● What needs to be done
Locate all lines with the word "Spectrogram". Copy them.

● Supplied material

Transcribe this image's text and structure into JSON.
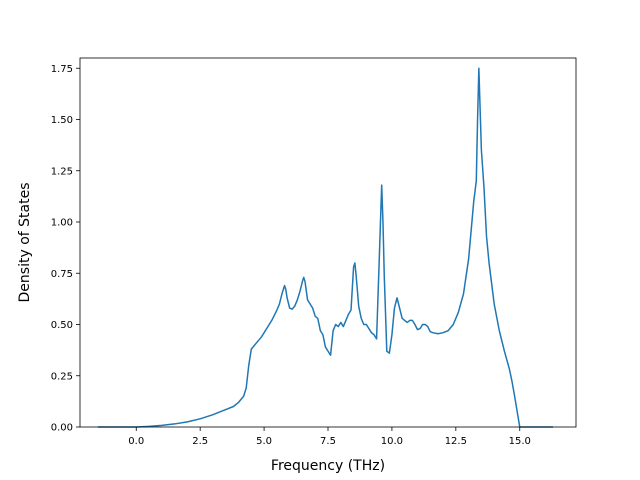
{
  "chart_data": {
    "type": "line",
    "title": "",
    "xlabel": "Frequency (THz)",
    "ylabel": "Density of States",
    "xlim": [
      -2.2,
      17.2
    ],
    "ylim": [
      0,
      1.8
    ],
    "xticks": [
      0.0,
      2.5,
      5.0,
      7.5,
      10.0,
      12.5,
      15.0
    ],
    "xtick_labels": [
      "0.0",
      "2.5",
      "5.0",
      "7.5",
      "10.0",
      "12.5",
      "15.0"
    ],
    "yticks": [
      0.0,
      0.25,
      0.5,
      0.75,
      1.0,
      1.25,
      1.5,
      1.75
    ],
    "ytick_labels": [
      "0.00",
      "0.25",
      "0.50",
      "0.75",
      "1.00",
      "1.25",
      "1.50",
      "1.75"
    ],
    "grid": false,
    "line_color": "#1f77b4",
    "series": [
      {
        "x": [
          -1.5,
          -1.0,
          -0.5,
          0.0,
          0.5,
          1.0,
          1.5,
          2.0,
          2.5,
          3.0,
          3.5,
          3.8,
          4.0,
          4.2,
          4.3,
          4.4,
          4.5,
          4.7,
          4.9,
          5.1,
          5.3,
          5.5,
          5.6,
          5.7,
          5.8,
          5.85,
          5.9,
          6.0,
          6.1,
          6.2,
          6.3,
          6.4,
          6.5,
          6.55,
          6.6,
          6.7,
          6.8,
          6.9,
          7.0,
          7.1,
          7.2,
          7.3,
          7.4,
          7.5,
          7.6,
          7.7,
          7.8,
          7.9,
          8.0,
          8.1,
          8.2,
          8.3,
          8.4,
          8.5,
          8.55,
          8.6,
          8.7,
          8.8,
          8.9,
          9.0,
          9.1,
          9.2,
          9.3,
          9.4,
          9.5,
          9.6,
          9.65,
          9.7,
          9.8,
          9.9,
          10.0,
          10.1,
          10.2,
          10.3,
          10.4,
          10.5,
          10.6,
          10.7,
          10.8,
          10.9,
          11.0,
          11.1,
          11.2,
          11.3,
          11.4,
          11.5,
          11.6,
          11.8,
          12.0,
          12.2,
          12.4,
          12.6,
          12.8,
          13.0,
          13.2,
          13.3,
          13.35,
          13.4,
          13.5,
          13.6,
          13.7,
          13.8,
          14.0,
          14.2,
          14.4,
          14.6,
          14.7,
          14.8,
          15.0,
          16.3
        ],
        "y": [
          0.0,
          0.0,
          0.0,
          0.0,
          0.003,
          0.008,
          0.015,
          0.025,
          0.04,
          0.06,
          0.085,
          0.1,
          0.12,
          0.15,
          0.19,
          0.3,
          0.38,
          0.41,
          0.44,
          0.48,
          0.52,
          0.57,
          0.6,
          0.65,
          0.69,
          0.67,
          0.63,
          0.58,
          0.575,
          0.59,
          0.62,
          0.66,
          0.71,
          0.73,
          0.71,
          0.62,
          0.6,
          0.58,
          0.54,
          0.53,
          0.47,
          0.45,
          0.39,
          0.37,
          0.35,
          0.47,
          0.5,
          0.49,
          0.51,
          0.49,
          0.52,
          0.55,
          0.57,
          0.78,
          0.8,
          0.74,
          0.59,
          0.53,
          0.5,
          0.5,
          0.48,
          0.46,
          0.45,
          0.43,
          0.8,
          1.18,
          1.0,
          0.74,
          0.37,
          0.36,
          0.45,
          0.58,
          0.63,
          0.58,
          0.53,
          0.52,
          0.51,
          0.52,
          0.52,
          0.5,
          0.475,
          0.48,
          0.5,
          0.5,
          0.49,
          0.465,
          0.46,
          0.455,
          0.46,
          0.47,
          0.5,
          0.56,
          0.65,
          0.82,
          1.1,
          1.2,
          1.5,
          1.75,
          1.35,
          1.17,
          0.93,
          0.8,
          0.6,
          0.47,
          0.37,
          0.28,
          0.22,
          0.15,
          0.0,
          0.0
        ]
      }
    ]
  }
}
...
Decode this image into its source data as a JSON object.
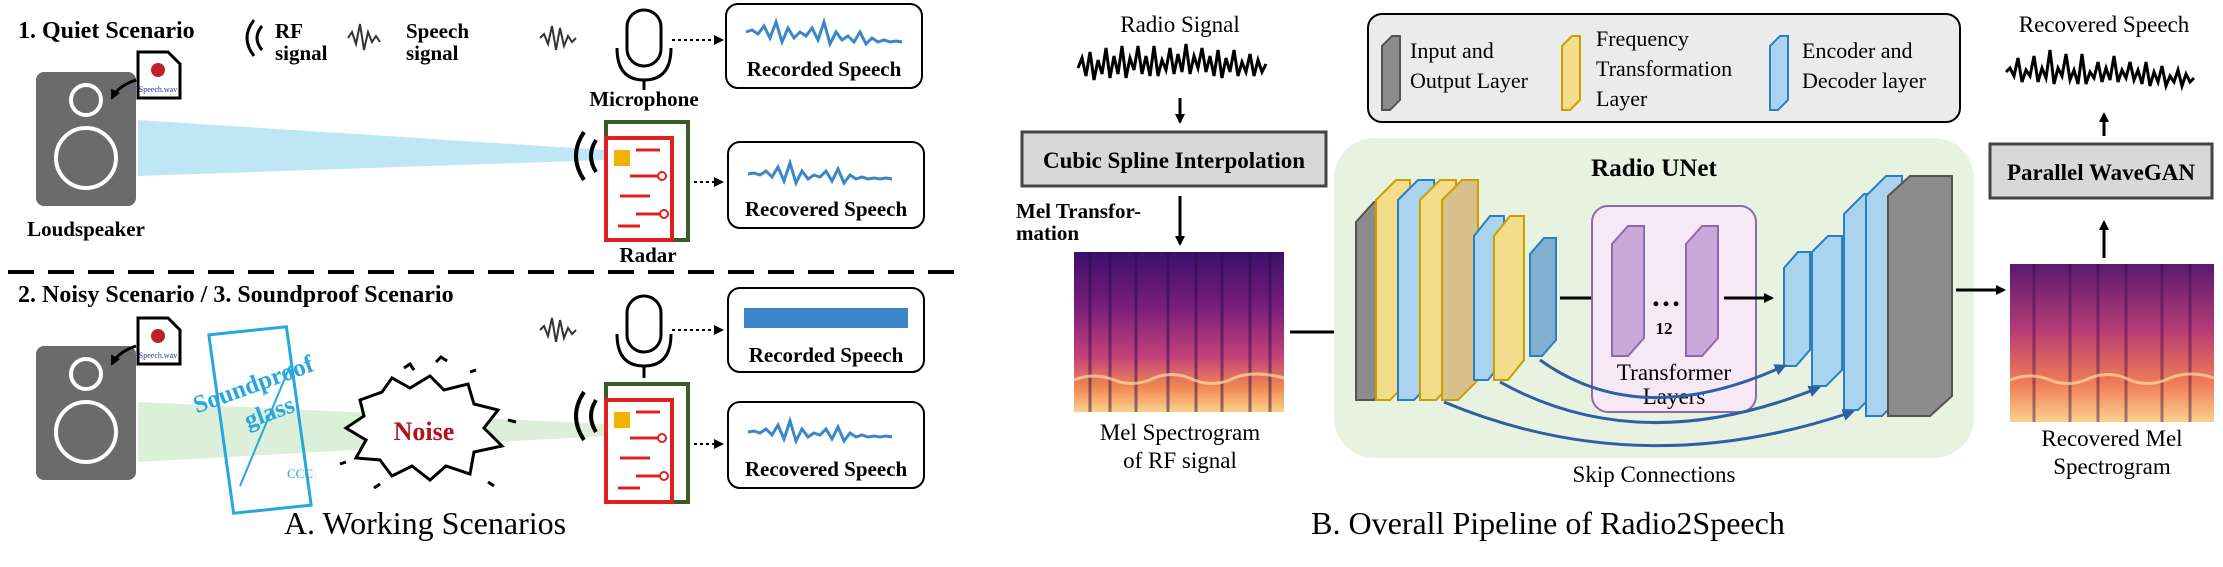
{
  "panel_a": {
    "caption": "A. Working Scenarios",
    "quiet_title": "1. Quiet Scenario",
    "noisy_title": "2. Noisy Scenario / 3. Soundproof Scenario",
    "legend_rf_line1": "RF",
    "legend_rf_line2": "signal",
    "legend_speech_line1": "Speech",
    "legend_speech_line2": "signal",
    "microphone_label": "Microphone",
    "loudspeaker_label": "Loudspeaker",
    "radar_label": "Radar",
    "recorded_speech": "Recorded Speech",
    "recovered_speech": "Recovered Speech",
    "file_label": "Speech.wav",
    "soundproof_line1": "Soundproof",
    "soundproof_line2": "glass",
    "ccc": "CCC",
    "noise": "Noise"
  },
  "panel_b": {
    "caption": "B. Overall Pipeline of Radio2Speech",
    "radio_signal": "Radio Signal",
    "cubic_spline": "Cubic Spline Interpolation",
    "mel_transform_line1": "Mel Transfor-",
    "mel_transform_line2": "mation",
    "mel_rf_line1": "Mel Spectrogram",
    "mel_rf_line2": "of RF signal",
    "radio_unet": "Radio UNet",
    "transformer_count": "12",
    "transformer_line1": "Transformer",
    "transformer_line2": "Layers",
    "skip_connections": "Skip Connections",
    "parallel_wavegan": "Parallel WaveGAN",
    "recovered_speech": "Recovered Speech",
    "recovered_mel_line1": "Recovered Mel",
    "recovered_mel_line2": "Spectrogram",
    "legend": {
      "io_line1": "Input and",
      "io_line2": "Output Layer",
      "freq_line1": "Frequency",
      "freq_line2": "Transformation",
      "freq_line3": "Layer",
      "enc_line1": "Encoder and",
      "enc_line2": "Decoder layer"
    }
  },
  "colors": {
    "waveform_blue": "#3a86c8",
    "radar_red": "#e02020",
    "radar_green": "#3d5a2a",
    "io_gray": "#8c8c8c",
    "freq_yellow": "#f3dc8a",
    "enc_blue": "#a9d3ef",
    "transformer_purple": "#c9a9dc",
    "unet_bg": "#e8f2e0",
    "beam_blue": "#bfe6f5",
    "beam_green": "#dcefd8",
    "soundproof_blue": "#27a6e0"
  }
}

● Response
    "mel_rf_line1": "Mel Spectrogram",
    "recovered_mel_line2": "Spectrogram",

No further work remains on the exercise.